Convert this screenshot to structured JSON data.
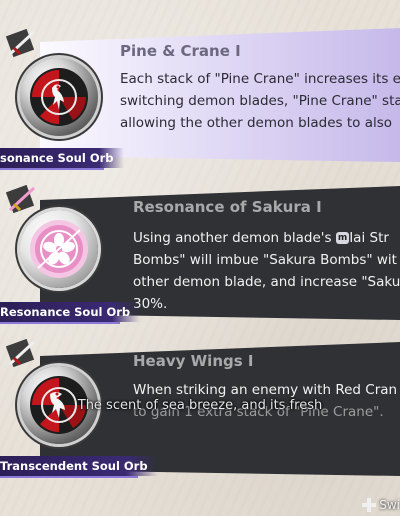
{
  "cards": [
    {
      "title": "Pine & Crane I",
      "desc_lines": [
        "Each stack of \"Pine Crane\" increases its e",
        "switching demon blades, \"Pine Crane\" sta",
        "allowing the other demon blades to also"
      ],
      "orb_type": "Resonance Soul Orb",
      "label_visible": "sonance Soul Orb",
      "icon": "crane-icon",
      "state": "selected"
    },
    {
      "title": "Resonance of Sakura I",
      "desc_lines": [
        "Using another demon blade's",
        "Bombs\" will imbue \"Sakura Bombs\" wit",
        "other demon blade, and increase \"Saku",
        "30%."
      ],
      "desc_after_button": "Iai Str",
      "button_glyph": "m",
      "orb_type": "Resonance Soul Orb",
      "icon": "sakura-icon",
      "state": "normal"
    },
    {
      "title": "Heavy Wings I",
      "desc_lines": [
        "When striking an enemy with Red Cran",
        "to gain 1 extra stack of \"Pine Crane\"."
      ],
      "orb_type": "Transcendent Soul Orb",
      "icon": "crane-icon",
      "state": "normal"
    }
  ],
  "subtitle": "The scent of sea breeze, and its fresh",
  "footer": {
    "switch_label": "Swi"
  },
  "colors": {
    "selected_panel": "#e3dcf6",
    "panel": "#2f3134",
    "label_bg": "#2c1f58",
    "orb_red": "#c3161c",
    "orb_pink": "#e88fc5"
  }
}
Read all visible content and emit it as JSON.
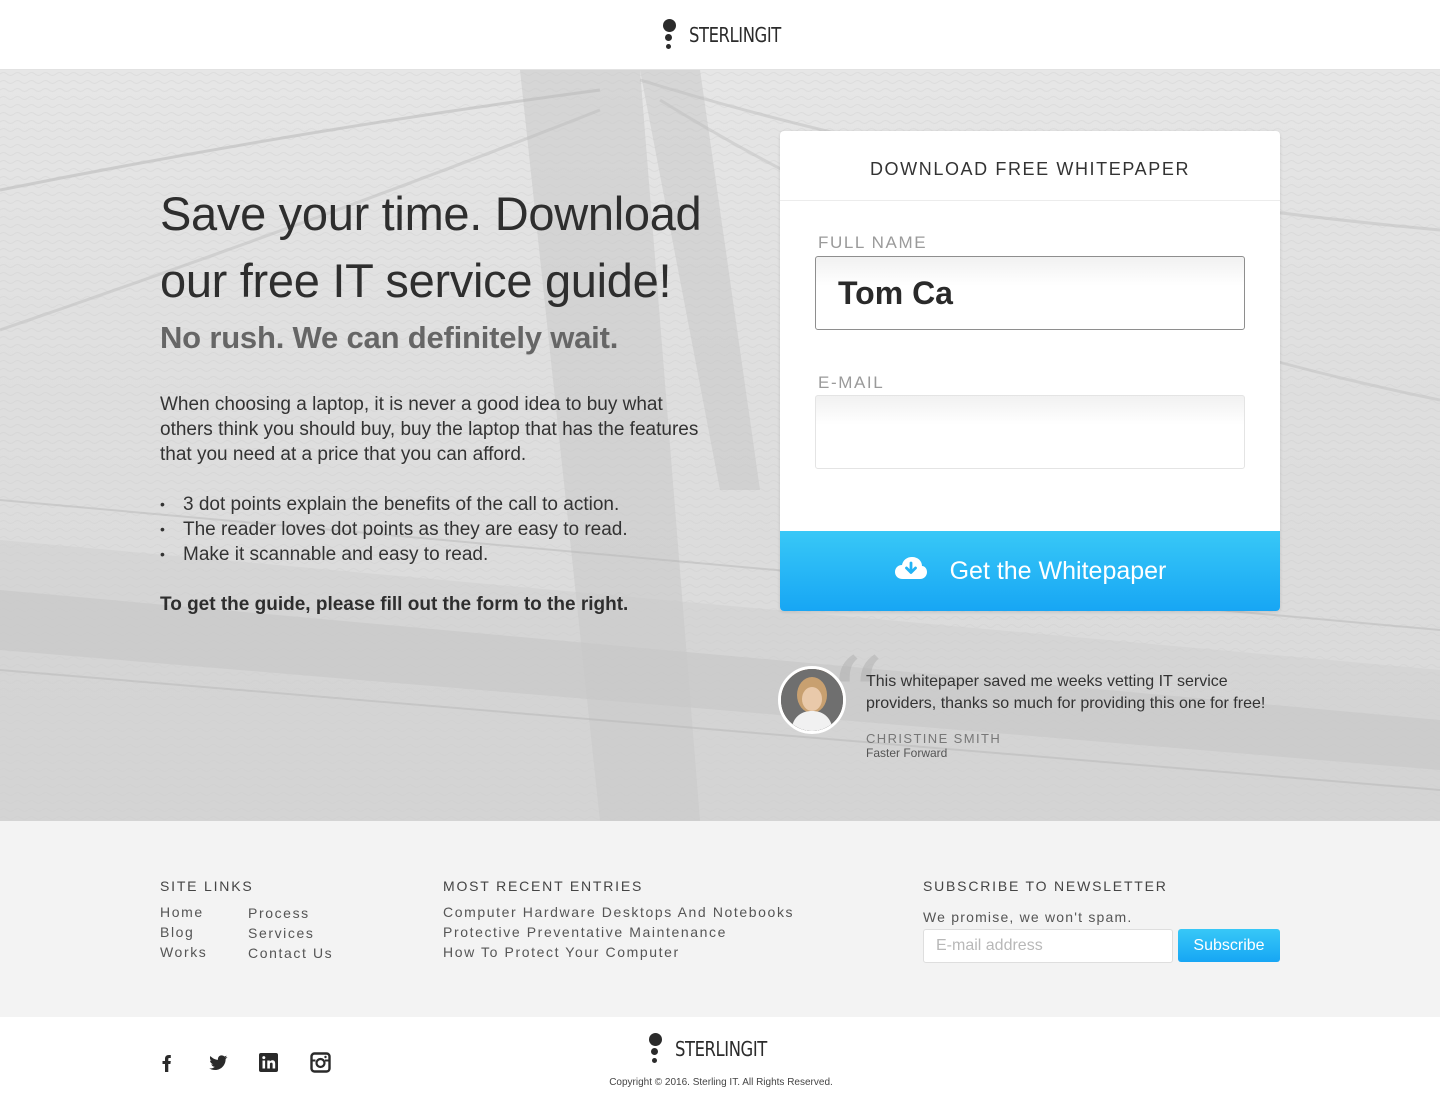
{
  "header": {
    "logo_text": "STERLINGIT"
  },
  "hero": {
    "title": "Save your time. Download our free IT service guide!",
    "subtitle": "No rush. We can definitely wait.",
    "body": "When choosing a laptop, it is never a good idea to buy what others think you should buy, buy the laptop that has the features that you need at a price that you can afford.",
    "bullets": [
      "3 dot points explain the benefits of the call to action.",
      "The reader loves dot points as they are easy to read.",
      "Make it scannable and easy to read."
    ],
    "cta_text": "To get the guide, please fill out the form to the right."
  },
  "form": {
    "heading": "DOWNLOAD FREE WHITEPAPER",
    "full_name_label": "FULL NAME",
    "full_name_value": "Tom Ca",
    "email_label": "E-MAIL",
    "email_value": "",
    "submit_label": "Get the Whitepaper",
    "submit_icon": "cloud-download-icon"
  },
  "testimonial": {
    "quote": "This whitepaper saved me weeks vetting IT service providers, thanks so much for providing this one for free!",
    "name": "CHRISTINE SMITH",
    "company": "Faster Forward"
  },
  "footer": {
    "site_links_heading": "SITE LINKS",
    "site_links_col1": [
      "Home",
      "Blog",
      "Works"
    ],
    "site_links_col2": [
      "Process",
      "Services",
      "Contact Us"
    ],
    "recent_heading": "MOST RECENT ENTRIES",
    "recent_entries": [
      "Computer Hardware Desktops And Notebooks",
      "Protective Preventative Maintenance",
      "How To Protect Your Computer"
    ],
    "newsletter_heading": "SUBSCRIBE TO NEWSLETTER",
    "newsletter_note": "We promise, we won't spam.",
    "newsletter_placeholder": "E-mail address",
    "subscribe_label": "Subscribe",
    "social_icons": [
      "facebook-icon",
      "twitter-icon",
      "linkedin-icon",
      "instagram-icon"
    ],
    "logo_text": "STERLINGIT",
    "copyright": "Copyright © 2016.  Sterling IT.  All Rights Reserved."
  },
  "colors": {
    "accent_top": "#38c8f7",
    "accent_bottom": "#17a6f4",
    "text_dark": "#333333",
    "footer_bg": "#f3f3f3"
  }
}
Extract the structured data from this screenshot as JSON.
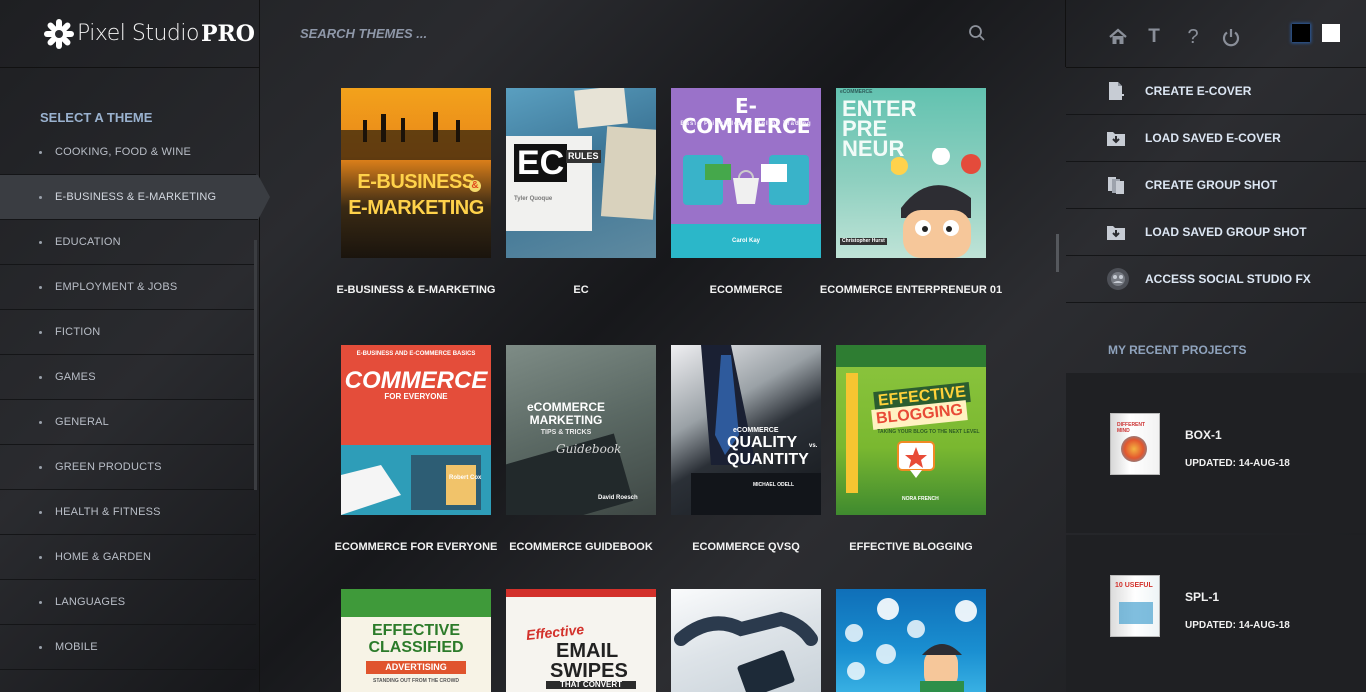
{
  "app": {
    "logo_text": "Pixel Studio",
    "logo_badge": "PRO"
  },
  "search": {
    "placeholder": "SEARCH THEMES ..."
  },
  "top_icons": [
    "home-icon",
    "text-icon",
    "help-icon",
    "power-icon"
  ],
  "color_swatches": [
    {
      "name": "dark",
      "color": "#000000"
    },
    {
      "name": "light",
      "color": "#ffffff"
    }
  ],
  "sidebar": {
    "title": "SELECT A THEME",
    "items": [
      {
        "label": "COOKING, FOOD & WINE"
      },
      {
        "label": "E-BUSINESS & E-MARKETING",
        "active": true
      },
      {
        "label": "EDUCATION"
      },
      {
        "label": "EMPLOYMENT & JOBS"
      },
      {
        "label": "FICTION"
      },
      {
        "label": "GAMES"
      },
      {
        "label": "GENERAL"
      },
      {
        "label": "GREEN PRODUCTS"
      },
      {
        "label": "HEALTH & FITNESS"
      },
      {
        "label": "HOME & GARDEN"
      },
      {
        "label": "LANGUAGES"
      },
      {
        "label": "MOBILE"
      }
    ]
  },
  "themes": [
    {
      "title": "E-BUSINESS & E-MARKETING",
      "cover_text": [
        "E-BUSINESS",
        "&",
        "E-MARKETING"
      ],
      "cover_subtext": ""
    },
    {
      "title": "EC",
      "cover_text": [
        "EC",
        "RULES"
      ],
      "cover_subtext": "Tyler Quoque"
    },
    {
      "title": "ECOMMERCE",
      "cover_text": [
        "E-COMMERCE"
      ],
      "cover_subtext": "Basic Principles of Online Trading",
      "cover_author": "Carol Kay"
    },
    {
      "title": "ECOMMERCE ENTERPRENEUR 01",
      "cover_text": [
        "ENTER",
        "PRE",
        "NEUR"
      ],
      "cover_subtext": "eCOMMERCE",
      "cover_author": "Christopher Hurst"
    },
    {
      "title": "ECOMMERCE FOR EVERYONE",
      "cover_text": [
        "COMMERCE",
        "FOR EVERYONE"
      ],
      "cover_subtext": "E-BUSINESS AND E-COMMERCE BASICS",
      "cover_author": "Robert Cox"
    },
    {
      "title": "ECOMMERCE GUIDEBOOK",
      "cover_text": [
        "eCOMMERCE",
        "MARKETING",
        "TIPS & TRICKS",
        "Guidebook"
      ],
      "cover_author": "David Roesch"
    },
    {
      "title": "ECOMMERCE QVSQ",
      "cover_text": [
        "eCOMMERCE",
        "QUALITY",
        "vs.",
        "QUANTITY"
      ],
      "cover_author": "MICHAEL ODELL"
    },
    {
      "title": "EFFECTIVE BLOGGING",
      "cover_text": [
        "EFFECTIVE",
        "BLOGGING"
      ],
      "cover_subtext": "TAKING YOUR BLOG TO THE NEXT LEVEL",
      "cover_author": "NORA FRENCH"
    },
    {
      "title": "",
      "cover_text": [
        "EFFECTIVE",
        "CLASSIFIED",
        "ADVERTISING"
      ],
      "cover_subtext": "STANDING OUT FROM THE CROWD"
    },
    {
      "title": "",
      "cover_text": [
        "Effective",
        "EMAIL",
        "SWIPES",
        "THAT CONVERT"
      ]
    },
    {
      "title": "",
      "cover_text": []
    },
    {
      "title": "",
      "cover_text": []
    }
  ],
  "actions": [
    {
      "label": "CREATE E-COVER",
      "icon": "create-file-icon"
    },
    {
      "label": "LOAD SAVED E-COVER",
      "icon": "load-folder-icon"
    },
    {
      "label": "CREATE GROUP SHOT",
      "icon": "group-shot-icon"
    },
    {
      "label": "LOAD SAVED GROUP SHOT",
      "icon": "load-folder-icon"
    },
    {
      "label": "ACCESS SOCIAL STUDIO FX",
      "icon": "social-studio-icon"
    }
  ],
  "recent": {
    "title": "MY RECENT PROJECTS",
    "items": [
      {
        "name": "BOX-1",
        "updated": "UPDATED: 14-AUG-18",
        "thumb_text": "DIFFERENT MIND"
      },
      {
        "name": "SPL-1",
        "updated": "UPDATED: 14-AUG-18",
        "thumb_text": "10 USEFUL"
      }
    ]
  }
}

◆ The exercise ◆
Print out the lines exactly, skipping any picture.

◆ Final answer ◆
Convert this screenshot to structured JSON data.
{
  "cards": [
    {
      "title": "Pine & Crane I",
      "desc_lines": [
        "Each stack of \"Pine Crane\" increases its e",
        "switching demon blades, \"Pine Crane\" sta",
        "allowing the other demon blades to also"
      ],
      "orb_type": "Resonance Soul Orb",
      "label_visible": "sonance Soul Orb",
      "icon": "crane-icon",
      "state": "selected"
    },
    {
      "title": "Resonance of Sakura I",
      "desc_lines": [
        "Using another demon blade's",
        "Bombs\" will imbue \"Sakura Bombs\" wit",
        "other demon blade, and increase \"Saku",
        "30%."
      ],
      "desc_after_button": "Iai Str",
      "button_glyph": "m",
      "orb_type": "Resonance Soul Orb",
      "icon": "sakura-icon",
      "state": "normal"
    },
    {
      "title": "Heavy Wings I",
      "desc_lines": [
        "When striking an enemy with Red Cran",
        "to gain 1 extra stack of \"Pine Crane\"."
      ],
      "orb_type": "Transcendent Soul Orb",
      "icon": "crane-icon",
      "state": "normal"
    }
  ],
  "subtitle": "The scent of sea breeze, and its fresh",
  "footer": {
    "switch_label": "Swi"
  },
  "colors": {
    "selected_panel": "#e3dcf6",
    "panel": "#2f3134",
    "label_bg": "#2c1f58",
    "orb_red": "#c3161c",
    "orb_pink": "#e88fc5"
  }
}
Read all visible content and emit it as JSON.
{
  "header": {
    "logo_text": "STERLINGIT"
  },
  "hero": {
    "title": "Save your time. Download our free IT service guide!",
    "subtitle": "No rush. We can definitely wait.",
    "body": "When choosing a laptop, it is never a good idea to buy what others think you should buy, buy the laptop that has the features that you need at a price that you can afford.",
    "bullets": [
      "3 dot points explain the benefits of the call to action.",
      "The reader loves dot points as they are easy to read.",
      "Make it scannable and easy to read."
    ],
    "cta_text": "To get the guide, please fill out the form to the right."
  },
  "form": {
    "heading": "DOWNLOAD FREE WHITEPAPER",
    "full_name_label": "FULL NAME",
    "full_name_value": "Tom Ca",
    "email_label": "E-MAIL",
    "email_value": "",
    "submit_label": "Get the Whitepaper",
    "submit_icon": "cloud-download-icon"
  },
  "testimonial": {
    "quote": "This whitepaper saved me weeks vetting IT service providers, thanks so much for providing this one for free!",
    "name": "CHRISTINE SMITH",
    "company": "Faster Forward"
  },
  "footer": {
    "site_links_heading": "SITE LINKS",
    "site_links_col1": [
      "Home",
      "Blog",
      "Works"
    ],
    "site_links_col2": [
      "Process",
      "Services",
      "Contact Us"
    ],
    "recent_heading": "MOST RECENT ENTRIES",
    "recent_entries": [
      "Computer Hardware Desktops And Notebooks",
      "Protective Preventative Maintenance",
      "How To Protect Your Computer"
    ],
    "newsletter_heading": "SUBSCRIBE TO NEWSLETTER",
    "newsletter_note": "We promise, we won't spam.",
    "newsletter_placeholder": "E-mail address",
    "subscribe_label": "Subscribe",
    "social_icons": [
      "facebook-icon",
      "twitter-icon",
      "linkedin-icon",
      "instagram-icon"
    ],
    "logo_text": "STERLINGIT",
    "copyright": "Copyright © 2016.  Sterling IT.  All Rights Reserved."
  },
  "colors": {
    "accent_top": "#38c8f7",
    "accent_bottom": "#17a6f4",
    "text_dark": "#333333",
    "footer_bg": "#f3f3f3"
  }
}
Extract the structured data from this screenshot as JSON.
{
  "app": {
    "logo_text": "Pixel Studio",
    "logo_badge": "PRO"
  },
  "search": {
    "placeholder": "SEARCH THEMES ..."
  },
  "top_icons": [
    "home-icon",
    "text-icon",
    "help-icon",
    "power-icon"
  ],
  "color_swatches": [
    {
      "name": "dark",
      "color": "#000000"
    },
    {
      "name": "light",
      "color": "#ffffff"
    }
  ],
  "sidebar": {
    "title": "SELECT A THEME",
    "items": [
      {
        "label": "COOKING, FOOD & WINE"
      },
      {
        "label": "E-BUSINESS & E-MARKETING",
        "active": true
      },
      {
        "label": "EDUCATION"
      },
      {
        "label": "EMPLOYMENT & JOBS"
      },
      {
        "label": "FICTION"
      },
      {
        "label": "GAMES"
      },
      {
        "label": "GENERAL"
      },
      {
        "label": "GREEN PRODUCTS"
      },
      {
        "label": "HEALTH & FITNESS"
      },
      {
        "label": "HOME & GARDEN"
      },
      {
        "label": "LANGUAGES"
      },
      {
        "label": "MOBILE"
      }
    ]
  },
  "themes": [
    {
      "title": "E-BUSINESS & E-MARKETING",
      "cover_text": [
        "E-BUSINESS",
        "&",
        "E-MARKETING"
      ],
      "cover_subtext": ""
    },
    {
      "title": "EC",
      "cover_text": [
        "EC",
        "RULES"
      ],
      "cover_subtext": "Tyler Quoque"
    },
    {
      "title": "ECOMMERCE",
      "cover_text": [
        "E-COMMERCE"
      ],
      "cover_subtext": "Basic Principles of Online Trading",
      "cover_author": "Carol Kay"
    },
    {
      "title": "ECOMMERCE ENTERPRENEUR 01",
      "cover_text": [
        "ENTER",
        "PRE",
        "NEUR"
      ],
      "cover_subtext": "eCOMMERCE",
      "cover_author": "Christopher Hurst"
    },
    {
      "title": "ECOMMERCE FOR EVERYONE",
      "cover_text": [
        "COMMERCE",
        "FOR EVERYONE"
      ],
      "cover_subtext": "E-BUSINESS AND E-COMMERCE BASICS",
      "cover_author": "Robert Cox"
    },
    {
      "title": "ECOMMERCE GUIDEBOOK",
      "cover_text": [
        "eCOMMERCE",
        "MARKETING",
        "TIPS & TRICKS",
        "Guidebook"
      ],
      "cover_author": "David Roesch"
    },
    {
      "title": "ECOMMERCE QVSQ",
      "cover_text": [
        "eCOMMERCE",
        "QUALITY",
        "vs.",
        "QUANTITY"
      ],
      "cover_author": "MICHAEL ODELL"
    },
    {
      "title": "EFFECTIVE BLOGGING",
      "cover_text": [
        "EFFECTIVE",
        "BLOGGING"
      ],
      "cover_subtext": "TAKING YOUR BLOG TO THE NEXT LEVEL",
      "cover_author": "NORA FRENCH"
    },
    {
      "title": "",
      "cover_text": [
        "EFFECTIVE",
        "CLASSIFIED",
        "ADVERTISING"
      ],
      "cover_subtext": "STANDING OUT FROM THE CROWD"
    },
    {
      "title": "",
      "cover_text": [
        "Effective",
        "EMAIL",
        "SWIPES",
        "THAT CONVERT"
      ]
    },
    {
      "title": "",
      "cover_text": []
    },
    {
      "title": "",
      "cover_text": []
    }
  ],
  "actions": [
    {
      "label": "CREATE E-COVER",
      "icon": "create-file-icon"
    },
    {
      "label": "LOAD SAVED E-COVER",
      "icon": "load-folder-icon"
    },
    {
      "label": "CREATE GROUP SHOT",
      "icon": "group-shot-icon"
    },
    {
      "label": "LOAD SAVED GROUP SHOT",
      "icon": "load-folder-icon"
    },
    {
      "label": "ACCESS SOCIAL STUDIO FX",
      "icon": "social-studio-icon"
    }
  ],
  "recent": {
    "title": "MY RECENT PROJECTS",
    "items": [
      {
        "name": "BOX-1",
        "updated": "UPDATED: 14-AUG-18",
        "thumb_text": "DIFFERENT MIND"
      },
      {
        "name": "SPL-1",
        "updated": "UPDATED: 14-AUG-18",
        "thumb_text": "10 USEFUL"
      }
    ]
  }
}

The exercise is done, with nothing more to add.